- [Stated problem]:
Extract every line of the material that holds the string "JSON".

- [Input]:
□ □ □ □

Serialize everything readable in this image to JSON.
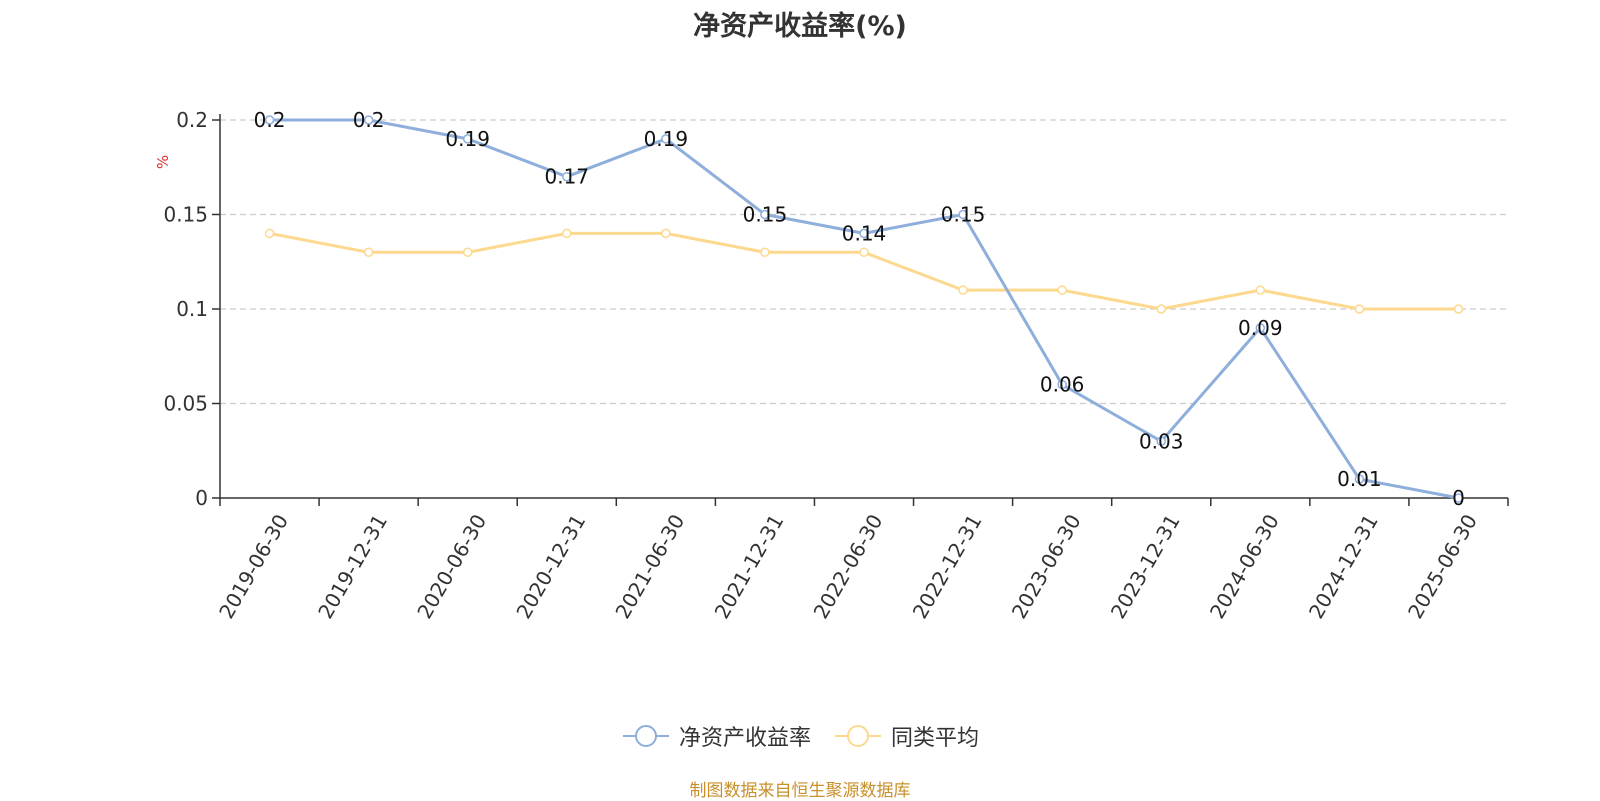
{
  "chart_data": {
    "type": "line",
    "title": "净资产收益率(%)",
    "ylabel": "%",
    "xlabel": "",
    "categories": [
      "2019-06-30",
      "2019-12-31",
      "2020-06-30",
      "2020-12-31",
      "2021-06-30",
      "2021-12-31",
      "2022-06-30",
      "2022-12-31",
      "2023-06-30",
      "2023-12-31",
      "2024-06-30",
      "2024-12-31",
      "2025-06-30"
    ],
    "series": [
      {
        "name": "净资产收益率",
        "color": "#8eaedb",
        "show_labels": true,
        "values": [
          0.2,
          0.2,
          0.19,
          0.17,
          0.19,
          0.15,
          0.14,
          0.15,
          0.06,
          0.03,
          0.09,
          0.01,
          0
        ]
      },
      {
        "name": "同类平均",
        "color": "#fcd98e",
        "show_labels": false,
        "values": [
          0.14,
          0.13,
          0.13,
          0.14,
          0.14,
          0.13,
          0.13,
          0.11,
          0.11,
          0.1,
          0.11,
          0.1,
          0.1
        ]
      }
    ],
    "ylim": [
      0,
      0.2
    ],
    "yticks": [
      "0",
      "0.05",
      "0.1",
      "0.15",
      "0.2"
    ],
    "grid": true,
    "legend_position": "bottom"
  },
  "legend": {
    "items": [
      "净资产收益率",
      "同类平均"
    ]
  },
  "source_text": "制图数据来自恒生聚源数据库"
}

□ □ □ □

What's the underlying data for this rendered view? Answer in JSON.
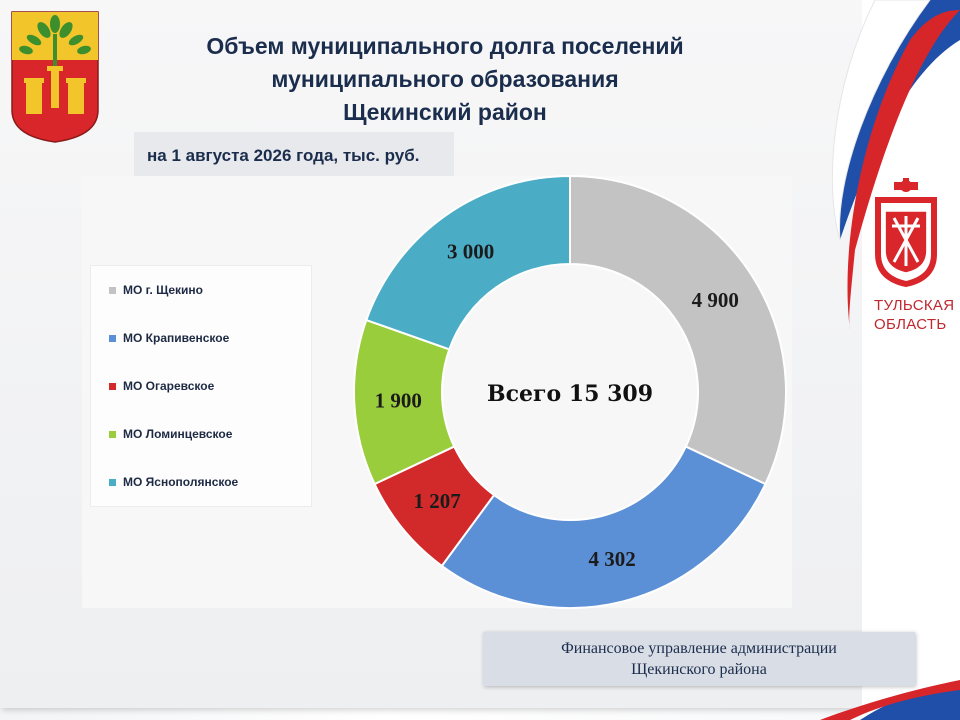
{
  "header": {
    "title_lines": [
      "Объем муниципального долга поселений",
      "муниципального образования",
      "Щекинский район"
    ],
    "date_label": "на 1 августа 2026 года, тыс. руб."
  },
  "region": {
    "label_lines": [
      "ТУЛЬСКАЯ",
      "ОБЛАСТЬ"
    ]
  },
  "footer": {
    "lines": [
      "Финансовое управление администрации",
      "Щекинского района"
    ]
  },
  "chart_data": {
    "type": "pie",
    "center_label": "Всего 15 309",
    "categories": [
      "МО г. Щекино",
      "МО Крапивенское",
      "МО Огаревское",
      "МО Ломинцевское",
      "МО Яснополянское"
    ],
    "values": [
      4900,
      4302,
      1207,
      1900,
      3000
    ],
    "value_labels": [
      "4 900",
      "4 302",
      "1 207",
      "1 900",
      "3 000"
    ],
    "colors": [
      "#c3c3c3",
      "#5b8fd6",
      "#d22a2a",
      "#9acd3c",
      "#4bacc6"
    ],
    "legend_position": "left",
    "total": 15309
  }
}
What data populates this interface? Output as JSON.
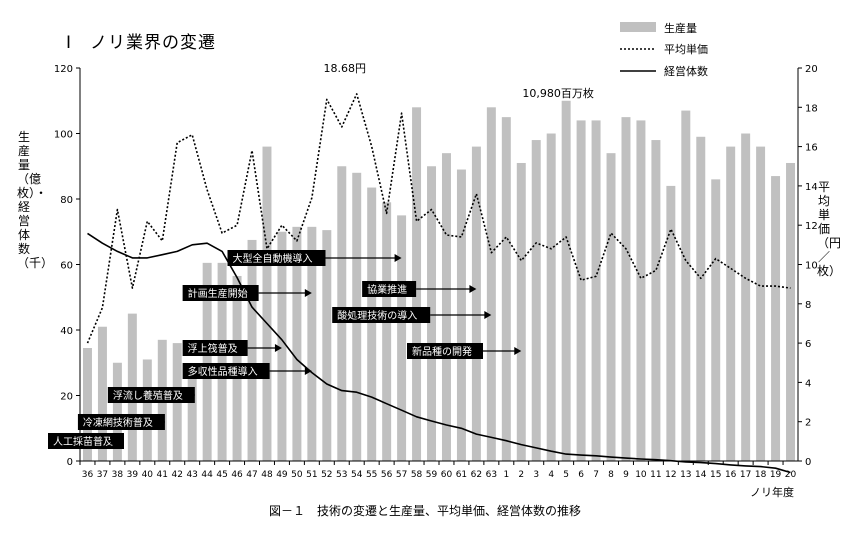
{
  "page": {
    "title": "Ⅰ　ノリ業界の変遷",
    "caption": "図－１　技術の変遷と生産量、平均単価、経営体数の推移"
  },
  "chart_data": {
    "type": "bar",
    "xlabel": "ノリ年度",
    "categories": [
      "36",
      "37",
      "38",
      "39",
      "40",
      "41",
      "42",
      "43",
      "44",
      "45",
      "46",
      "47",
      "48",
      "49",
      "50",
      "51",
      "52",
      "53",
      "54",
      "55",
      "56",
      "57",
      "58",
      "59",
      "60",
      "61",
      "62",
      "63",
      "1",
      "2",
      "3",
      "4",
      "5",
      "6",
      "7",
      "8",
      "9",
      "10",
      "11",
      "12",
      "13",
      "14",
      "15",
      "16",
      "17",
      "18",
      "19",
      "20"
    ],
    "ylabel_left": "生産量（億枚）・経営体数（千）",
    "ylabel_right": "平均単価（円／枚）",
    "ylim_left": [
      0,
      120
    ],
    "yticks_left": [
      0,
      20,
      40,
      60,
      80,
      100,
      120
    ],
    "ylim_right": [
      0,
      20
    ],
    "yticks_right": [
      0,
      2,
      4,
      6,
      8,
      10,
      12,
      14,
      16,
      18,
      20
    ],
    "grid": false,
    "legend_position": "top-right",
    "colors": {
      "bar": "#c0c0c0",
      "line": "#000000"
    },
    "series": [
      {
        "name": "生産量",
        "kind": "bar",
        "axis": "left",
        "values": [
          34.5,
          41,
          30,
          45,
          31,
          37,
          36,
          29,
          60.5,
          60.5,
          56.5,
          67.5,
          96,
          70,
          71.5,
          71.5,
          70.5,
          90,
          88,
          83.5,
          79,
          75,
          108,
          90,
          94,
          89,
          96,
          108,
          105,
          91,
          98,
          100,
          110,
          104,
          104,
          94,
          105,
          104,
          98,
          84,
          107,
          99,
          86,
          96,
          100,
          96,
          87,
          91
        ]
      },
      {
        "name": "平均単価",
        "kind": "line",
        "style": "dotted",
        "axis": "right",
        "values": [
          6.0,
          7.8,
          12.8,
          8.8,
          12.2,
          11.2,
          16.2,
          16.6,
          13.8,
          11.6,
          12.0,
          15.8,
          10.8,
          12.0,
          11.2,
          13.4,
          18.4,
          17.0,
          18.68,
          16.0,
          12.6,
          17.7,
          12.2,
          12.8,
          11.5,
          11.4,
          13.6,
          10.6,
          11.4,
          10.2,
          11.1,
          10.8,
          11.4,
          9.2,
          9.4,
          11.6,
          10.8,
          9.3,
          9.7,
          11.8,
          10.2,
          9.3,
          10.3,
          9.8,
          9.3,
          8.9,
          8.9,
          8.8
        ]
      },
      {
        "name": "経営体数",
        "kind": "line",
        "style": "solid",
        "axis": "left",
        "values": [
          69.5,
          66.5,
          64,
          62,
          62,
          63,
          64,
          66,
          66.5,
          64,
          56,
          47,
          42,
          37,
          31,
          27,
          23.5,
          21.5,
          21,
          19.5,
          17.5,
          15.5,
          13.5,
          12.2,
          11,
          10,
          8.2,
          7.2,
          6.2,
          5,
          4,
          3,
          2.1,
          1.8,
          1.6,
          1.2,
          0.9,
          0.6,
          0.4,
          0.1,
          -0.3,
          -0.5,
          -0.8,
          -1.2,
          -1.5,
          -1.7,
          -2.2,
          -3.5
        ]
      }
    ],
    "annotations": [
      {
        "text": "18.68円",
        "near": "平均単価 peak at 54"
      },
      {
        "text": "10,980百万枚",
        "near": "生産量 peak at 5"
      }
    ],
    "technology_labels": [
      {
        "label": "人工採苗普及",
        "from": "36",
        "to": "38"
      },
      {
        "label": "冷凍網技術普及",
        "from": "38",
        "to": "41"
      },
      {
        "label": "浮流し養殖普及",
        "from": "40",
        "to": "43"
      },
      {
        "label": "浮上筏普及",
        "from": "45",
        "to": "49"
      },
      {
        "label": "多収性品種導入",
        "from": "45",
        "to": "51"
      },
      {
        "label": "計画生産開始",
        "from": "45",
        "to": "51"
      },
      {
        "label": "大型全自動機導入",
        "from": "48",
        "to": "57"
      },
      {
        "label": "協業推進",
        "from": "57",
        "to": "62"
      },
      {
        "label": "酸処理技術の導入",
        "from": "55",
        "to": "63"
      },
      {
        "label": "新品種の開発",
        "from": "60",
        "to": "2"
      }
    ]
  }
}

□ □ □ □

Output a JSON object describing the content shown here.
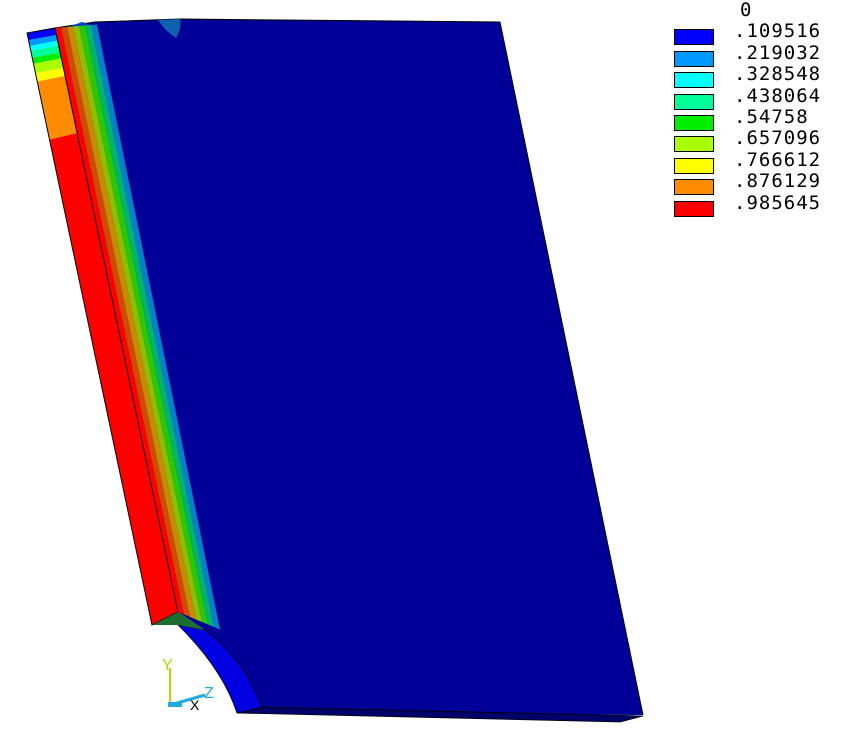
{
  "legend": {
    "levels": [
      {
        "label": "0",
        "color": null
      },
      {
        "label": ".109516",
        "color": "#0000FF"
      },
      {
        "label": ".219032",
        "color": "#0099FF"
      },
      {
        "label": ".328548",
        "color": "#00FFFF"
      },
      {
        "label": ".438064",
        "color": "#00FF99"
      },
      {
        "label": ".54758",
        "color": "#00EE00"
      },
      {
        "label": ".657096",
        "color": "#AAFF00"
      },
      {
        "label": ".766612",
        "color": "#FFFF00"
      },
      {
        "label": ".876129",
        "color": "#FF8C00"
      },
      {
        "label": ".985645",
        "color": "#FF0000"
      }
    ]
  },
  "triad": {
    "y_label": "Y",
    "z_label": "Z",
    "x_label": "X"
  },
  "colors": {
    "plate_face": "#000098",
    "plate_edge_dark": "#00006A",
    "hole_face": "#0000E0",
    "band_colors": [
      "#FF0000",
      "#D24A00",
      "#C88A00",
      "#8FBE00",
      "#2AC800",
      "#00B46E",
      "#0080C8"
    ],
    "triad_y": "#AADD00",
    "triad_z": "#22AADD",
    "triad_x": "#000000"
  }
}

□ □ □ □

- [Solution]:
Serialize everything readable in this image to JSON.
What's the underlying data for this rendered view? Answer in JSON.
What data populates this interface? Output as JSON.
Output a JSON object describing the content shown here.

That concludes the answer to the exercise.